_PROVIDED INFORMATION_
####

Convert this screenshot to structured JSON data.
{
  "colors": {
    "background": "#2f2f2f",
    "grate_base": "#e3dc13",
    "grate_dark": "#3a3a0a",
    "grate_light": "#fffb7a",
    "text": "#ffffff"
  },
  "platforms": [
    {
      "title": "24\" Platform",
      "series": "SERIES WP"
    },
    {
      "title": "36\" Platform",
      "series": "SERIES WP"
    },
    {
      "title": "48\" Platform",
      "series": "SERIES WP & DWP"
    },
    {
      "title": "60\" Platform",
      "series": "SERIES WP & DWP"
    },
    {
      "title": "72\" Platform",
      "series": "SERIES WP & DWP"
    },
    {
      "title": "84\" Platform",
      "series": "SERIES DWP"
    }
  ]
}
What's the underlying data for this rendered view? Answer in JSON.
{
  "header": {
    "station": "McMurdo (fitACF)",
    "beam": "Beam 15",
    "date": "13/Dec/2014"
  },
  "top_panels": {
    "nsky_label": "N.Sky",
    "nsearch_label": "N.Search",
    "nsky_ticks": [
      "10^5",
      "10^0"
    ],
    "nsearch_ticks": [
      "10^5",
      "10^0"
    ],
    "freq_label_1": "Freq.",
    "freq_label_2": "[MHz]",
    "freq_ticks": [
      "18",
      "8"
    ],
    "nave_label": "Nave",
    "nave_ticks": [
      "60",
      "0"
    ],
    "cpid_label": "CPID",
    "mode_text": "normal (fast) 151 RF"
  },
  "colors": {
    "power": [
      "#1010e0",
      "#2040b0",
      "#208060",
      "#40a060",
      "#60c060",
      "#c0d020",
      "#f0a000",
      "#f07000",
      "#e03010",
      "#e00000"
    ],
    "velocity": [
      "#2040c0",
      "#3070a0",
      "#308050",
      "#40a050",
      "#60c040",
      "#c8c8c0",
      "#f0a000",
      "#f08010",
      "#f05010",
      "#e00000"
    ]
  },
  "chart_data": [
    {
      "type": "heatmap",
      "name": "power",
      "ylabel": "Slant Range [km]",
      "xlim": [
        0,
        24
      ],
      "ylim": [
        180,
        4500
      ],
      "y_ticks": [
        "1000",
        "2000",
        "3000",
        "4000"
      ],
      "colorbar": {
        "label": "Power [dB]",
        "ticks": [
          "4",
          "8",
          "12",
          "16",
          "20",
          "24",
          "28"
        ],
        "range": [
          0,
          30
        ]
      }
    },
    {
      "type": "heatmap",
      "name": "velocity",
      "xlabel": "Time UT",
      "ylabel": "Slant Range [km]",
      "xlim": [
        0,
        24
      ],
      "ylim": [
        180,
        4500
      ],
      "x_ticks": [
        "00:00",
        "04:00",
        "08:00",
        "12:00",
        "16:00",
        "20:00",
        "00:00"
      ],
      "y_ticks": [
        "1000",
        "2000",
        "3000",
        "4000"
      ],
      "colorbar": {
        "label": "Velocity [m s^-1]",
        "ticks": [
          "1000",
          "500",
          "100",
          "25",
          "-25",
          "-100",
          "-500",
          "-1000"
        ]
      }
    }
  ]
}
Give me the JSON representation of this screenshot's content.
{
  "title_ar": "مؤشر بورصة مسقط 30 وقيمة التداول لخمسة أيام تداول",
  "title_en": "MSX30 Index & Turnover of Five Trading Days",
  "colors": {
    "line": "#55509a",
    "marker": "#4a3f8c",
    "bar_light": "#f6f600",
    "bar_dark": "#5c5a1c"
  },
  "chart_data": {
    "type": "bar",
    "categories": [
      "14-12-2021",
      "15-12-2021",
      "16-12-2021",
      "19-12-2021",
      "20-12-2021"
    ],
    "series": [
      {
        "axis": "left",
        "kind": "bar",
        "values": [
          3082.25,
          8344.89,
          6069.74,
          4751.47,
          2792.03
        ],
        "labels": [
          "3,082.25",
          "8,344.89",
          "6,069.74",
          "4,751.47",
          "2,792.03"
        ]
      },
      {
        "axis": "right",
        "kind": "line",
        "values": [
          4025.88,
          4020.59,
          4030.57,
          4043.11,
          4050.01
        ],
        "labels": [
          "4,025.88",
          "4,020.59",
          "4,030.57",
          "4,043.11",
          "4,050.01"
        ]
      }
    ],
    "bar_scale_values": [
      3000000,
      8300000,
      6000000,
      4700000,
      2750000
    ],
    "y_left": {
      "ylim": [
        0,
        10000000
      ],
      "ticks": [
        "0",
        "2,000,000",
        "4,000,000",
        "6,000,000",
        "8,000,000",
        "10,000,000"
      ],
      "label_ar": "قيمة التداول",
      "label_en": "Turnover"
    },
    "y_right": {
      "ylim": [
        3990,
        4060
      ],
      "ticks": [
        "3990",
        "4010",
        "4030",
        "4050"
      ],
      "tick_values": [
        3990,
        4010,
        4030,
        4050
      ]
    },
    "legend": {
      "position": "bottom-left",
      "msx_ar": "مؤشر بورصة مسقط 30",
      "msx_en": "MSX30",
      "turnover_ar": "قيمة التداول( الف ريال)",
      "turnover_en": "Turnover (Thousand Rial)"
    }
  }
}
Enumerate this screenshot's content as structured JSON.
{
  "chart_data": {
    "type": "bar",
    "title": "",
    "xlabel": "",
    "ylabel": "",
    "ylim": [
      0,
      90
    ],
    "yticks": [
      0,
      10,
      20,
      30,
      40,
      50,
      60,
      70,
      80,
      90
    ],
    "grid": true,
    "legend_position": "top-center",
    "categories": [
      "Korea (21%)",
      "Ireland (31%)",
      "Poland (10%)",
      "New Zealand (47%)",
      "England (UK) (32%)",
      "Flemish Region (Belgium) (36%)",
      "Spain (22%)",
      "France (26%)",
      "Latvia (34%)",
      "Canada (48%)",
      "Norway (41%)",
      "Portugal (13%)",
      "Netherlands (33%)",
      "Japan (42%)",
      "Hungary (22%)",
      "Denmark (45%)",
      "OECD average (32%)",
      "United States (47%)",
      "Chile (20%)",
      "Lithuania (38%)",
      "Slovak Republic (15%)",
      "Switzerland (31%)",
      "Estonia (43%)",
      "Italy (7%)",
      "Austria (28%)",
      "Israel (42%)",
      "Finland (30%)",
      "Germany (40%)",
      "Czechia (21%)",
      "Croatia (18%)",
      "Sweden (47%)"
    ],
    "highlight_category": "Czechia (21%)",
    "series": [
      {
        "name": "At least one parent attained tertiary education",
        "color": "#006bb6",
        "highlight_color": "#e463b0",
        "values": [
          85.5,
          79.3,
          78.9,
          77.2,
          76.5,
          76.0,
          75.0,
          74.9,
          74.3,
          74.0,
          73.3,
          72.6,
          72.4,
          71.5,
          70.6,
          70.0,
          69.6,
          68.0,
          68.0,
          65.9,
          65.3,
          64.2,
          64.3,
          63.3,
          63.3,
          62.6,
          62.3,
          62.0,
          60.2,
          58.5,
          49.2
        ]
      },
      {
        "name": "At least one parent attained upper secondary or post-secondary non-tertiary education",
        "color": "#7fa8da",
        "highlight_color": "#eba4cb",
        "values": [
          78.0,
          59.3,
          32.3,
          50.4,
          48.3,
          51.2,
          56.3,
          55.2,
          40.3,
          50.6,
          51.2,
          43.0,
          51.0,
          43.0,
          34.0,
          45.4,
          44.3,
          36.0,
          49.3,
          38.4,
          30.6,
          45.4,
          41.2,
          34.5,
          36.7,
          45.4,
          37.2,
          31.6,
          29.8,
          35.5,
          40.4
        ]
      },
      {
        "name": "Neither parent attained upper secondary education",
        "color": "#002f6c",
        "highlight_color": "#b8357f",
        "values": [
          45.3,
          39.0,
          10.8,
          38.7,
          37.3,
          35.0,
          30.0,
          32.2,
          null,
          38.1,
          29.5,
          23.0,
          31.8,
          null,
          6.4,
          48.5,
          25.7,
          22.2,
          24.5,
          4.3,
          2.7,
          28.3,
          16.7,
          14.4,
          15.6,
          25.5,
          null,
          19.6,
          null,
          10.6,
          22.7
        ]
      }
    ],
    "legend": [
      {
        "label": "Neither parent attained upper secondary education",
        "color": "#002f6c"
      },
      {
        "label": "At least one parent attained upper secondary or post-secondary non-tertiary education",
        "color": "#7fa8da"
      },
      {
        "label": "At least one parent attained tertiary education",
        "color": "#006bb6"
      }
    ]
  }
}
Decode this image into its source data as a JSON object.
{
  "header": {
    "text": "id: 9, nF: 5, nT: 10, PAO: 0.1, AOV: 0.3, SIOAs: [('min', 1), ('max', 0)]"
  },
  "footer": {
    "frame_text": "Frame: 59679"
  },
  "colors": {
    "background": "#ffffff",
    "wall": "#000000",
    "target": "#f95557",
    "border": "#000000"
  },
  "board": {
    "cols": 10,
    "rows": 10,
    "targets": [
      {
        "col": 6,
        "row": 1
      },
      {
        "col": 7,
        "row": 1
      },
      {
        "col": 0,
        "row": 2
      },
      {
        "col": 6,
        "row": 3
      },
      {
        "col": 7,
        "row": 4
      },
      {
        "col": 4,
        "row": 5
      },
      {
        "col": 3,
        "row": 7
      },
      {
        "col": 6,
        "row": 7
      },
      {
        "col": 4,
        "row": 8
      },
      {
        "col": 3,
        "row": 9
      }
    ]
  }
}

####

_THE TASK_
Look above for the line that holds "Decode this image", then copy it and each line after it exactly, through the last line of the data.

_REPLY TO THE TASK_
Decode this image into its source data as a JSON object.
{
  "header": {
    "text": "id: 9, nF: 5, nT: 10, PAO: 0.1, AOV: 0.3, SIOAs: [('min', 1), ('max', 0)]"
  },
  "footer": {
    "frame_text": "Frame: 59679"
  },
  "colors": {
    "background": "#ffffff",
    "wall": "#000000",
    "target": "#f95557",
    "border": "#000000"
  },
  "board": {
    "cols": 10,
    "rows": 10,
    "targets": [
      {
        "col": 6,
        "row": 1
      },
      {
        "col": 7,
        "row": 1
      },
      {
        "col": 0,
        "row": 2
      },
      {
        "col": 6,
        "row": 3
      },
      {
        "col": 7,
        "row": 4
      },
      {
        "col": 4,
        "row": 5
      },
      {
        "col": 3,
        "row": 7
      },
      {
        "col": 6,
        "row": 7
      },
      {
        "col": 4,
        "row": 8
      },
      {
        "col": 3,
        "row": 9
      }
    ]
  }
}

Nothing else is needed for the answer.